● **Problem to solve**
Across the entries, how many lines have the string "JSON" in them? Reply with only a number.

★ ★ ★

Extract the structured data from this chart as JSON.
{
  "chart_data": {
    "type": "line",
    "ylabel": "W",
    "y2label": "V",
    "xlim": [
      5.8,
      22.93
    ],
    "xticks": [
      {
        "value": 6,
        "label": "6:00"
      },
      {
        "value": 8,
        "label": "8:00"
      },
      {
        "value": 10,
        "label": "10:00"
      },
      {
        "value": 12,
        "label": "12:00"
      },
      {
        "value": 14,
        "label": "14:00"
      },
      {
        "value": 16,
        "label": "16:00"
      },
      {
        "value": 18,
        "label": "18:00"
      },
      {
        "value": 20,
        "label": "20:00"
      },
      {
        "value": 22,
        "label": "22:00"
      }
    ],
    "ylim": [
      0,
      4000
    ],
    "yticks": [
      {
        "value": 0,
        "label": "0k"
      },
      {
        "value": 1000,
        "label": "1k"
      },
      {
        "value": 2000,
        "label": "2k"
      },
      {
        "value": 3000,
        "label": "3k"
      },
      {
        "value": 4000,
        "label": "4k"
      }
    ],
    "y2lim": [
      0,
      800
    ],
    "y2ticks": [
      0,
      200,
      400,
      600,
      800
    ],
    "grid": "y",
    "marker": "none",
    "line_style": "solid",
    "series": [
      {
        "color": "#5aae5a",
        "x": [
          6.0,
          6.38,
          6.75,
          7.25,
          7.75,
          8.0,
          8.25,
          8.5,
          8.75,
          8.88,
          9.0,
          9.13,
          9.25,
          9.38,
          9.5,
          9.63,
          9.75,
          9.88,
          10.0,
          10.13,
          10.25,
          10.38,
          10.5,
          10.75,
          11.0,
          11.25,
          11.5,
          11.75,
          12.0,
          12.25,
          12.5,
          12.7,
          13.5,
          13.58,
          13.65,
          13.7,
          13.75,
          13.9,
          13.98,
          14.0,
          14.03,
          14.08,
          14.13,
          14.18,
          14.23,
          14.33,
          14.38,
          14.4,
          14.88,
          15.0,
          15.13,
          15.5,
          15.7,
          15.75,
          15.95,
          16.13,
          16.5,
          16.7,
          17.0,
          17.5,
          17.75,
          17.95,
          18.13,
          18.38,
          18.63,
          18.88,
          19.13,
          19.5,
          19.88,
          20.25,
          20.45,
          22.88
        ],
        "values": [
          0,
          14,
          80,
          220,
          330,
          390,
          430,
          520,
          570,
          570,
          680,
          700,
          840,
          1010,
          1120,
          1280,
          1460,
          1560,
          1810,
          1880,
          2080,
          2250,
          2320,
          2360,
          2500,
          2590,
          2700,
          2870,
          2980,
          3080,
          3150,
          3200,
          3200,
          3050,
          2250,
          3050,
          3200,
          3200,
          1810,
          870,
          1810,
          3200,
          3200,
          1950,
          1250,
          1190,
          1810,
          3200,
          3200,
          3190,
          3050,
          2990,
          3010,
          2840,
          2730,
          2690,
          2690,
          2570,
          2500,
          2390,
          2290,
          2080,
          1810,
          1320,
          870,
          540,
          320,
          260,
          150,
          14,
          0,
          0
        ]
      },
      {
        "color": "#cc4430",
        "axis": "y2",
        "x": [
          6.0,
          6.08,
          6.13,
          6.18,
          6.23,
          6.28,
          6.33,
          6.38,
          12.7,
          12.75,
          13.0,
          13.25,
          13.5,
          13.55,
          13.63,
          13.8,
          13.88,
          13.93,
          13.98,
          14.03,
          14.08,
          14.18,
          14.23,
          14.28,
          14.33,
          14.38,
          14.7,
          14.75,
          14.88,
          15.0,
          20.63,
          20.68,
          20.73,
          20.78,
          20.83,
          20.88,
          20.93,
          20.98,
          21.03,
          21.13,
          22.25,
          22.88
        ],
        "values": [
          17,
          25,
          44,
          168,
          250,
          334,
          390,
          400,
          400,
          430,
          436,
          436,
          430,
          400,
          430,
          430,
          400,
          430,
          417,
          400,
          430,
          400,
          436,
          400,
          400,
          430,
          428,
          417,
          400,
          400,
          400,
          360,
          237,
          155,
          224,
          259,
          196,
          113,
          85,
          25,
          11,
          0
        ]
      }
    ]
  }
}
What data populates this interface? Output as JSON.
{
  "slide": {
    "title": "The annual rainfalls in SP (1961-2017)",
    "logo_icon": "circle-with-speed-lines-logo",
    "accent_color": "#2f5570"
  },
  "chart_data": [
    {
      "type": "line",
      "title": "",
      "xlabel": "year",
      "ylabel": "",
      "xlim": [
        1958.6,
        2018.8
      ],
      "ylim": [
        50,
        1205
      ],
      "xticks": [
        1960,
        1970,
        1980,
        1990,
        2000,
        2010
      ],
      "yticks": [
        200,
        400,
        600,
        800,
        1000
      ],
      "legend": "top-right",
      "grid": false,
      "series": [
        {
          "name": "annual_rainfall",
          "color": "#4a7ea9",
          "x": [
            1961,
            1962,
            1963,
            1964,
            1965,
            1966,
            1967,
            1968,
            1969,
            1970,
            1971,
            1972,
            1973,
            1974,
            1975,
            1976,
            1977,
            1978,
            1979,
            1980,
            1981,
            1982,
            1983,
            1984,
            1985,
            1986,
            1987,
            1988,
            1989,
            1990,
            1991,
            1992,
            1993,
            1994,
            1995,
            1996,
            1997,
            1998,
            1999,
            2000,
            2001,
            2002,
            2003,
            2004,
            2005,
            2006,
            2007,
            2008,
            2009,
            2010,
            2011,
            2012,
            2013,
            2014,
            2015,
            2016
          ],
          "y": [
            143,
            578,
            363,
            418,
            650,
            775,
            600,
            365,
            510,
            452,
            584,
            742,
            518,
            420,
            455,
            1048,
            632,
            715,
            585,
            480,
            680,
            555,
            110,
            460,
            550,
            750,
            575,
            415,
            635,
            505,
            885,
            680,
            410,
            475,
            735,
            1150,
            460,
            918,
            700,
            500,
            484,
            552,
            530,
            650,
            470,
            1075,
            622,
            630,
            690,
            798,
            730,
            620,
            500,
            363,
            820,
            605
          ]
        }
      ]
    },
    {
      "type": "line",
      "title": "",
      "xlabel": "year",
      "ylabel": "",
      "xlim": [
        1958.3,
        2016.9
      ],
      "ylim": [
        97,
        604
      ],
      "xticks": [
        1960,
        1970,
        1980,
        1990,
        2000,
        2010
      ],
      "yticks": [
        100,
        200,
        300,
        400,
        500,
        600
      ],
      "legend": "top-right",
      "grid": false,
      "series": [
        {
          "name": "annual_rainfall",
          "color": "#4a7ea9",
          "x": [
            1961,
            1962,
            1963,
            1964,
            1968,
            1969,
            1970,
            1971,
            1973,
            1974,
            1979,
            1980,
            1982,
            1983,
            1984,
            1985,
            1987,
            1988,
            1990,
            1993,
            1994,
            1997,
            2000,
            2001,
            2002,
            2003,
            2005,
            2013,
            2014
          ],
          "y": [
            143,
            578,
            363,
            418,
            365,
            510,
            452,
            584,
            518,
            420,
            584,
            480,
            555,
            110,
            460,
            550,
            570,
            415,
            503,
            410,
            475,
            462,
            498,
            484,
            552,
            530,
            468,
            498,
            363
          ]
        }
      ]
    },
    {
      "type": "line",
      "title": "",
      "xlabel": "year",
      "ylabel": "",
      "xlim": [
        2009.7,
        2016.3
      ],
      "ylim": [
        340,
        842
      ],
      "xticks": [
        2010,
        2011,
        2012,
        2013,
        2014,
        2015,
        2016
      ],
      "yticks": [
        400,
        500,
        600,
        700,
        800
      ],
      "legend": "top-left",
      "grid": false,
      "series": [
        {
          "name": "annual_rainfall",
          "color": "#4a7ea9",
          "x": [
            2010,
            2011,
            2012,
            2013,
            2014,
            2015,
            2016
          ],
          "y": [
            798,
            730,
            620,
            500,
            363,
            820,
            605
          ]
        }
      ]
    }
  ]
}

★ ★ ★

● **Solution for this task**
2